- [SET PROBLEM]
Repeat the records below exactly, leaving out every picture.

Figure dataset records
***
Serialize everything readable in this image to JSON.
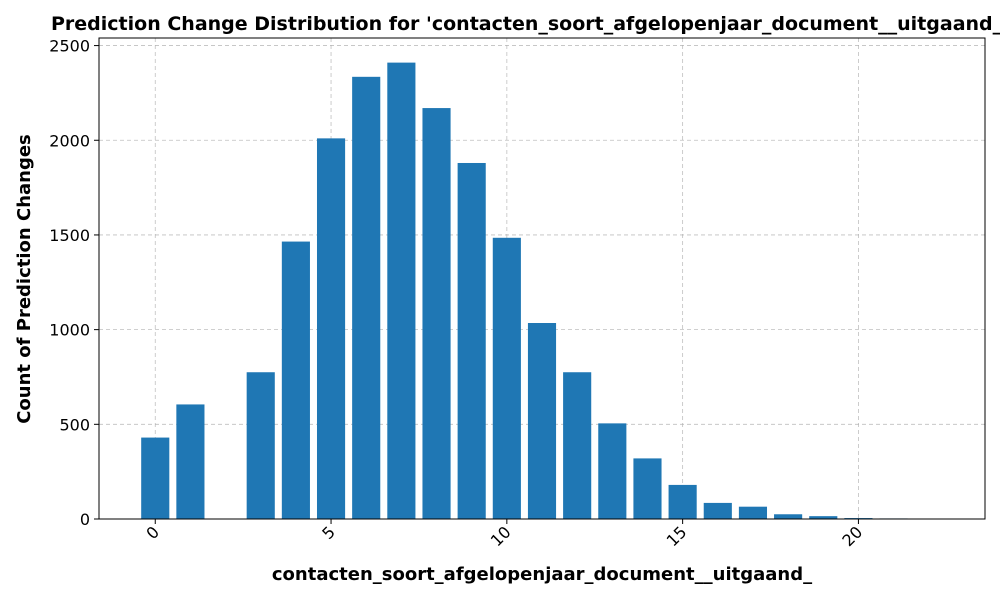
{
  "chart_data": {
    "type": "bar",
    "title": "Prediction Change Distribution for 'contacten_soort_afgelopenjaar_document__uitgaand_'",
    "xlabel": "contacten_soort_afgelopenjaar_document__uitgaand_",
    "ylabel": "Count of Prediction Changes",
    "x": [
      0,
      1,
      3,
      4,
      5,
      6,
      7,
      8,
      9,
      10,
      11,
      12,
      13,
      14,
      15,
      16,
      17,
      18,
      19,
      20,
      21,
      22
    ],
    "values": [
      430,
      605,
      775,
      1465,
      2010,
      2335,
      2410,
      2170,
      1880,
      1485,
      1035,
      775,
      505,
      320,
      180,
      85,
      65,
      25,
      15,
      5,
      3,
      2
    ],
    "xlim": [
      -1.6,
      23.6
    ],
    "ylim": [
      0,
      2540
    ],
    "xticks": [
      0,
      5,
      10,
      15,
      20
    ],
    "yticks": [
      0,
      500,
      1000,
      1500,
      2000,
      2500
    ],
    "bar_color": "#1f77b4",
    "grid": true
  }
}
***
- [RESPONSE TO THIS TASK]
Serialize everything readable in this image to JSON.
{
  "chart_data": {
    "type": "bar",
    "title": "Prediction Change Distribution for 'contacten_soort_afgelopenjaar_document__uitgaand_'",
    "xlabel": "contacten_soort_afgelopenjaar_document__uitgaand_",
    "ylabel": "Count of Prediction Changes",
    "x": [
      0,
      1,
      3,
      4,
      5,
      6,
      7,
      8,
      9,
      10,
      11,
      12,
      13,
      14,
      15,
      16,
      17,
      18,
      19,
      20,
      21,
      22
    ],
    "values": [
      430,
      605,
      775,
      1465,
      2010,
      2335,
      2410,
      2170,
      1880,
      1485,
      1035,
      775,
      505,
      320,
      180,
      85,
      65,
      25,
      15,
      5,
      3,
      2
    ],
    "xlim": [
      -1.6,
      23.6
    ],
    "ylim": [
      0,
      2540
    ],
    "xticks": [
      0,
      5,
      10,
      15,
      20
    ],
    "yticks": [
      0,
      500,
      1000,
      1500,
      2000,
      2500
    ],
    "bar_color": "#1f77b4",
    "grid": true
  }
}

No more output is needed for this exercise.